→ **EXERCISE**: Work out how many lines in the data include the string "wachsen"; reply with that number alone.
────────────────
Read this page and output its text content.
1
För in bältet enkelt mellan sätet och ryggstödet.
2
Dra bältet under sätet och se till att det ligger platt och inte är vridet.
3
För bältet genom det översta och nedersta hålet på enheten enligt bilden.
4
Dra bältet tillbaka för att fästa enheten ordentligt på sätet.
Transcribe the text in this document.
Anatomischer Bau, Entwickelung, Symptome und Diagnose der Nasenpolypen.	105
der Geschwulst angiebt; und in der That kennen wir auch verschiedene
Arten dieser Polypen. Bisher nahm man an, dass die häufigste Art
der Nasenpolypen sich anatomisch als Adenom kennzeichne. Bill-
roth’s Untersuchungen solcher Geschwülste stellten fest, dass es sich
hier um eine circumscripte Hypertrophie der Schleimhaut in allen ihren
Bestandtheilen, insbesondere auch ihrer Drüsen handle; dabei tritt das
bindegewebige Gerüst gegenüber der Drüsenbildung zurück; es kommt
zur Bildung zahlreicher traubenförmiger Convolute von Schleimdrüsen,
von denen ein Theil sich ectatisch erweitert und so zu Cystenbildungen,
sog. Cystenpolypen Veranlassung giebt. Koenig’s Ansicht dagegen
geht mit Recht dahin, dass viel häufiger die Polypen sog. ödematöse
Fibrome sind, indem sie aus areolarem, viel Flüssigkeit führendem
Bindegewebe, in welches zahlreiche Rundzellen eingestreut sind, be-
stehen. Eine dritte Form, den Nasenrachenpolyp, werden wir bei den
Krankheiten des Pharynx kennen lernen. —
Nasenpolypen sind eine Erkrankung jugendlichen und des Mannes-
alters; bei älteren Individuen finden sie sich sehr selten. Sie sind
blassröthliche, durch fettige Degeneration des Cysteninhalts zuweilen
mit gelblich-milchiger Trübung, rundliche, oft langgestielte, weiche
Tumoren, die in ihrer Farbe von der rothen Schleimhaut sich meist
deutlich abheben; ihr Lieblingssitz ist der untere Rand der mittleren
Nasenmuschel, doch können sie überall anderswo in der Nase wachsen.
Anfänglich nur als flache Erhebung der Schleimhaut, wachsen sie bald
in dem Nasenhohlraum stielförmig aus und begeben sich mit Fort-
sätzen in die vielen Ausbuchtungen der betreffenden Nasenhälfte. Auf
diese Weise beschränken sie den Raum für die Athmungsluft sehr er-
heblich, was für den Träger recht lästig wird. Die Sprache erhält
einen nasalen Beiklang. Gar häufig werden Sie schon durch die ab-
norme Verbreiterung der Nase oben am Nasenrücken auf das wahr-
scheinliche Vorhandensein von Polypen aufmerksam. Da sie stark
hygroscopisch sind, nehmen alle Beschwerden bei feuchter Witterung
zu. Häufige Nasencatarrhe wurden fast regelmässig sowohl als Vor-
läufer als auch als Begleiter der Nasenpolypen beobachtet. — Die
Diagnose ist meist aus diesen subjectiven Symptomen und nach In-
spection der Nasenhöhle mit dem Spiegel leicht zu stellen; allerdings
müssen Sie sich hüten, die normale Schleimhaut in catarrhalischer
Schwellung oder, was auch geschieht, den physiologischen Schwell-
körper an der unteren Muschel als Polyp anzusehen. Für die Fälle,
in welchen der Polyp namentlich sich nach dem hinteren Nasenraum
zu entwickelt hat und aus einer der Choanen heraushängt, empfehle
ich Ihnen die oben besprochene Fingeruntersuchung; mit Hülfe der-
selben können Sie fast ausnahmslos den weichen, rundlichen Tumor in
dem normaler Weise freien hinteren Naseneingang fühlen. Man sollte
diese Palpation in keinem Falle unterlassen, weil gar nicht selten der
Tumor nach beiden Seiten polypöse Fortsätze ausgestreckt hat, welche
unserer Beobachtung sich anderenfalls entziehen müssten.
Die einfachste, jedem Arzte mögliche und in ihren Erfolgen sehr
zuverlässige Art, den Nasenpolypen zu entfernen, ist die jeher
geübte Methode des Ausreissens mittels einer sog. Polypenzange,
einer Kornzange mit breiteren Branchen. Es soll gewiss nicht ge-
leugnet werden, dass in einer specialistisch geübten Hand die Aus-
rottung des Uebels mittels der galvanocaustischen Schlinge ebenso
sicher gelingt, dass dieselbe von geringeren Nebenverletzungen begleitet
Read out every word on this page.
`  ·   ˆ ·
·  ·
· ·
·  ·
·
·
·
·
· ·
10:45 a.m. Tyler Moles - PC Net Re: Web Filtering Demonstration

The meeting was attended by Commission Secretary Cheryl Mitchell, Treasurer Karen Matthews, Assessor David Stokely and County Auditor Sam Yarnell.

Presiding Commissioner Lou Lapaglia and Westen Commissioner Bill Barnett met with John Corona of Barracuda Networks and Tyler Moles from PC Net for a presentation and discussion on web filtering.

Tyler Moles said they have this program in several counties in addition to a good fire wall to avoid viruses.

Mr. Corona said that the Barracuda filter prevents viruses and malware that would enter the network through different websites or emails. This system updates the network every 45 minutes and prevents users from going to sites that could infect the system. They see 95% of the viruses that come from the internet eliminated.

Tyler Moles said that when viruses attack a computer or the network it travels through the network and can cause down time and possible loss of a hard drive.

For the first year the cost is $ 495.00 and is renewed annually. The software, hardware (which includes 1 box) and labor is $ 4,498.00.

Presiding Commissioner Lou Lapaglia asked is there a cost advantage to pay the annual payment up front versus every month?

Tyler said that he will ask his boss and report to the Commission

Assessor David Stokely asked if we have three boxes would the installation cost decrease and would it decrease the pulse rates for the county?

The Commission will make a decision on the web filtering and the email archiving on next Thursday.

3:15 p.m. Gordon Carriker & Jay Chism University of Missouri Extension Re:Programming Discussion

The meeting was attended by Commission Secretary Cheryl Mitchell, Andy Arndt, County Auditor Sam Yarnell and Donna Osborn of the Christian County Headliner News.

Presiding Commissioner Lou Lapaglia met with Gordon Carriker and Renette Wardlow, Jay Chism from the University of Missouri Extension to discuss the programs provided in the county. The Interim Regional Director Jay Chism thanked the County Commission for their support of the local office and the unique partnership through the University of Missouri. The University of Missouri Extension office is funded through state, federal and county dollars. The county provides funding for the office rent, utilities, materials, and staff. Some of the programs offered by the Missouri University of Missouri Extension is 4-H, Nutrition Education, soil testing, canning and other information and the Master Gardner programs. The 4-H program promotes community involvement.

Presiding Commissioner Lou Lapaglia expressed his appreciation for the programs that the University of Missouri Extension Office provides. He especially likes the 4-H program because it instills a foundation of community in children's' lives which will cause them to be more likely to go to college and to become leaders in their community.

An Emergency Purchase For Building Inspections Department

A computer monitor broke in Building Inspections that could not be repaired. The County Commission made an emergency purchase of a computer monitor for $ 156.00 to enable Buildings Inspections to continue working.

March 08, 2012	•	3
────────────────
→ **SOLVED EXERCISE**: 2